[BEGIN Data for this task]

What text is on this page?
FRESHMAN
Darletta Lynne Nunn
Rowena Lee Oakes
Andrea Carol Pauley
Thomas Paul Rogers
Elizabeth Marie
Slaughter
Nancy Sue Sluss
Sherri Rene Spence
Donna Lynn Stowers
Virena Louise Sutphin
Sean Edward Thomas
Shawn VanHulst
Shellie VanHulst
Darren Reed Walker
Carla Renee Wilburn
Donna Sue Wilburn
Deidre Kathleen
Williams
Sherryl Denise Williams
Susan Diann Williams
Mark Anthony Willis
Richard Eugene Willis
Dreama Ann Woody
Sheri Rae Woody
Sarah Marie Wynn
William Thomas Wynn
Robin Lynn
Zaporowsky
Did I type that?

[END Data for this task]
[BEGIN Data for this task]

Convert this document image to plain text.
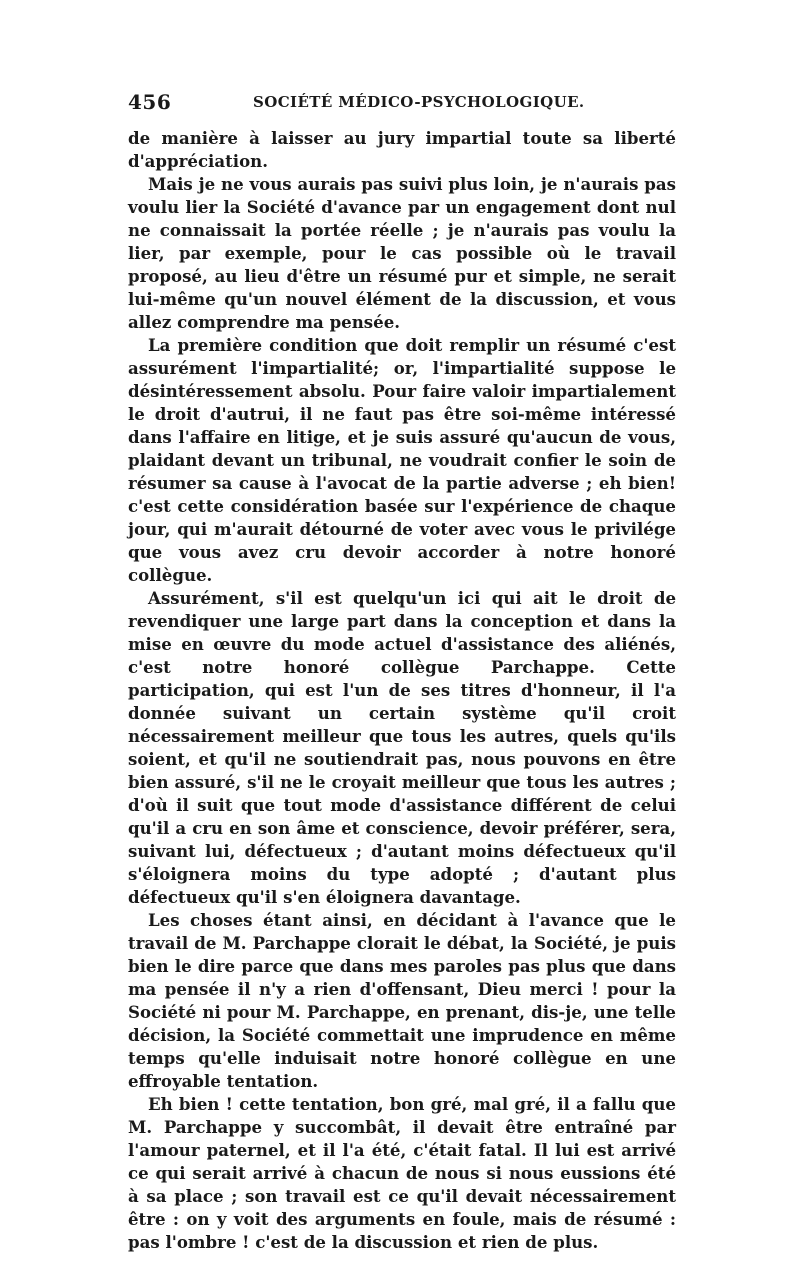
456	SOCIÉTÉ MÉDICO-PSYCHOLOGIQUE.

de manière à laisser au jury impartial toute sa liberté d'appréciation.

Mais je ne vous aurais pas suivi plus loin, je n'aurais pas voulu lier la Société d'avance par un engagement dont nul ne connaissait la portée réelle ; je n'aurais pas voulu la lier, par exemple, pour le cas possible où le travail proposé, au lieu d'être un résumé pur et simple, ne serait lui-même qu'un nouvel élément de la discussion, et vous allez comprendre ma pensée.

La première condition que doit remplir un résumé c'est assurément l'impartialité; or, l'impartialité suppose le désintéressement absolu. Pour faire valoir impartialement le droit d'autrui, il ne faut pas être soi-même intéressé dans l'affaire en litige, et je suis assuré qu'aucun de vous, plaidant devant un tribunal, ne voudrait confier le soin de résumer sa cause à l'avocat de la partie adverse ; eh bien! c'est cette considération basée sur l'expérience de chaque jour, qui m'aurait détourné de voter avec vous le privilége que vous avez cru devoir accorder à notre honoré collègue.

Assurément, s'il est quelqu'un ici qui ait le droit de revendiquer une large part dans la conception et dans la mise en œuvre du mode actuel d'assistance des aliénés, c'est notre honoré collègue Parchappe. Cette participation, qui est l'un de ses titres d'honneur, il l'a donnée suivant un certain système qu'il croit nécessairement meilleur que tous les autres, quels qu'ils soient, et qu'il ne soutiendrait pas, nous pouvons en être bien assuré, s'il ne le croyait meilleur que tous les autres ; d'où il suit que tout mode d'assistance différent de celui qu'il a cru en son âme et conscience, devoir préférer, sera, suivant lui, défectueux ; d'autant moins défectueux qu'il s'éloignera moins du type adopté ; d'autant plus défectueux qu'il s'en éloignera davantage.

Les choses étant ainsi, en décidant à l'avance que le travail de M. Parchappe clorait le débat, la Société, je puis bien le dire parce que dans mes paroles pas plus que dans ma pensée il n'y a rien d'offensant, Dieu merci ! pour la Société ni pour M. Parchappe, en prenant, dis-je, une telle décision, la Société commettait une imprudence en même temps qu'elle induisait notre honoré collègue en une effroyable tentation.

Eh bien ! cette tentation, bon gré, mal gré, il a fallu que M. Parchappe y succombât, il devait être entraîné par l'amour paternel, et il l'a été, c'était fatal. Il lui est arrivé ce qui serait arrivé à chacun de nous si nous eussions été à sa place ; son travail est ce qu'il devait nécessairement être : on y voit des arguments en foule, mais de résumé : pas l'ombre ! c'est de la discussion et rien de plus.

[END Data for this task]
[BEGIN Data for this task]

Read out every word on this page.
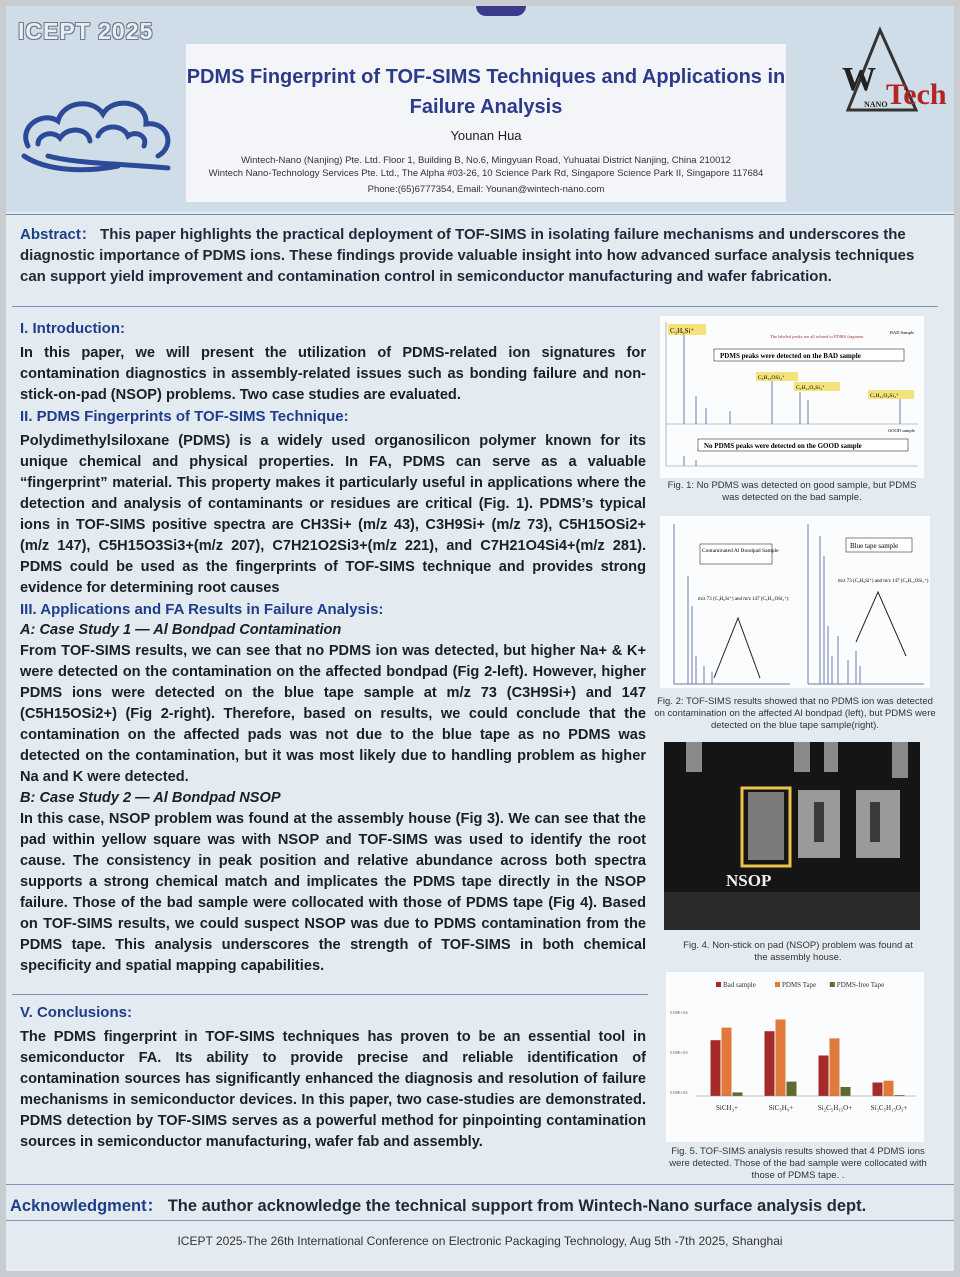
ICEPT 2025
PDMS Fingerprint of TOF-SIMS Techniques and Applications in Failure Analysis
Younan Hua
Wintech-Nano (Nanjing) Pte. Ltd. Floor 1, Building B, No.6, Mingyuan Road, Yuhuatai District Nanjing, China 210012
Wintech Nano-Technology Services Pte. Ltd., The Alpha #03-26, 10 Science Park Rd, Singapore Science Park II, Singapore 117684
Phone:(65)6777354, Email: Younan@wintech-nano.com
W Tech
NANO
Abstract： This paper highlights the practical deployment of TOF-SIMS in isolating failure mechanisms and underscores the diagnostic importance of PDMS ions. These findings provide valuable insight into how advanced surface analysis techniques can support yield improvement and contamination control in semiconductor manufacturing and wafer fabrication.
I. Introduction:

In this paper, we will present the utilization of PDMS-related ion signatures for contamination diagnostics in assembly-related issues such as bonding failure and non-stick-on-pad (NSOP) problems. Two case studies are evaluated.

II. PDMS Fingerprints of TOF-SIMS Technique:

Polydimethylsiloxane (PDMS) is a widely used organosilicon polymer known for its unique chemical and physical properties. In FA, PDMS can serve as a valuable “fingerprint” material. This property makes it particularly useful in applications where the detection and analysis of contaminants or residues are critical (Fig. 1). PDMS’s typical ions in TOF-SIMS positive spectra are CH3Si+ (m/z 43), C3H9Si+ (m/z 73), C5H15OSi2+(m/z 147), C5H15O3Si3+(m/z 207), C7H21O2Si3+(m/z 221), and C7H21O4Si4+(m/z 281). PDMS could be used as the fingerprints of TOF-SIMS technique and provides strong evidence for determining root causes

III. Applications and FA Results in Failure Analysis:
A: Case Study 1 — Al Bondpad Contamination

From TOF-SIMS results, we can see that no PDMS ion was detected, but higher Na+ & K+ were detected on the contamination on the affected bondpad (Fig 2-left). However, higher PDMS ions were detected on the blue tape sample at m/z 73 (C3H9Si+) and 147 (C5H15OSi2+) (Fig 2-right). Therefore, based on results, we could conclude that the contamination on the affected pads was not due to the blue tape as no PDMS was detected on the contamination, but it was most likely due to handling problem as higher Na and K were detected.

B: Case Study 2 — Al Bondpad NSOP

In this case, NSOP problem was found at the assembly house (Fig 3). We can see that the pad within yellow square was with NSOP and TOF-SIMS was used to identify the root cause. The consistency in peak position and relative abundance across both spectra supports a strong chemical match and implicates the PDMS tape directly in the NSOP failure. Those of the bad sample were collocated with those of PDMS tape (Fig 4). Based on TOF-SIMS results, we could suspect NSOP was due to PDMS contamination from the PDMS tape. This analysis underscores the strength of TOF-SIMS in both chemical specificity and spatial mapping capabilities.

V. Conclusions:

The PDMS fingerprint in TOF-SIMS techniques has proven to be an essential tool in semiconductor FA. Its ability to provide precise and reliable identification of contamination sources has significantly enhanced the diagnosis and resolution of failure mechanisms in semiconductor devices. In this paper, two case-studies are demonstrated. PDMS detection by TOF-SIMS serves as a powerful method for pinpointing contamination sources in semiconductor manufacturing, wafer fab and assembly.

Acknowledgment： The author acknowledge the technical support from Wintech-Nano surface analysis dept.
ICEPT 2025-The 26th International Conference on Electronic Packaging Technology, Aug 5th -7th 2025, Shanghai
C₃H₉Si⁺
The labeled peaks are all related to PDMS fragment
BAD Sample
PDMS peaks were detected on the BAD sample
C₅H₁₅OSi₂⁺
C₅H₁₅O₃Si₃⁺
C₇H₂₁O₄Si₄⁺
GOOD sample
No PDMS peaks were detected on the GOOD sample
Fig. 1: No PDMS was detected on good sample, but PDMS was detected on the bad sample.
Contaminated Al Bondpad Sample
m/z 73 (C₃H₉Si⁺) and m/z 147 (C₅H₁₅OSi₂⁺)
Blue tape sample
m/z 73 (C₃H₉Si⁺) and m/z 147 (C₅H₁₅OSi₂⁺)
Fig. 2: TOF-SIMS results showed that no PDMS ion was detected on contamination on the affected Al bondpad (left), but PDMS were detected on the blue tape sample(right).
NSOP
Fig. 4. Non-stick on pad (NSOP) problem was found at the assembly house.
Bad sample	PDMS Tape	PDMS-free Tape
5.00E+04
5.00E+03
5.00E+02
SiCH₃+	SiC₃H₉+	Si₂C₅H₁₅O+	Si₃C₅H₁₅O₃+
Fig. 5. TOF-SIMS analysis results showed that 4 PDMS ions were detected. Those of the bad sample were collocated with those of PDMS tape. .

[END Data for this task]

What to produce: Pick out every line with the string "assuré" and copy it.

Finished exercise:
La première condition que doit remplir un résumé c'est assurément l'impartialité; or, l'impartialité suppose le désintéressement absolu. Pour faire valoir impartialement le droit d'autrui, il ne faut pas être soi-même intéressé dans l'affaire en litige, et je suis assuré qu'aucun de vous, plaidant devant un tribunal, ne voudrait confier le soin de résumer sa cause à l'avocat de la partie adverse ; eh bien! c'est cette considération basée sur l'expérience de chaque jour, qui m'aurait détourné de voter avec vous le privilége que vous avez cru devoir accorder à notre honoré collègue.
Assurément, s'il est quelqu'un ici qui ait le droit de revendiquer une large part dans la conception et dans la mise en œuvre du mode actuel d'assistance des aliénés, c'est notre honoré collègue Parchappe. Cette participation, qui est l'un de ses titres d'honneur, il l'a donnée suivant un certain système qu'il croit nécessairement meilleur que tous les autres, quels qu'ils soient, et qu'il ne soutiendrait pas, nous pouvons en être bien assuré, s'il ne le croyait meilleur que tous les autres ; d'où il suit que tout mode d'assistance différent de celui qu'il a cru en son âme et conscience, devoir préférer, sera, suivant lui, défectueux ; d'autant moins défectueux qu'il s'éloignera moins du type adopté ; d'autant plus défectueux qu'il s'en éloignera davantage.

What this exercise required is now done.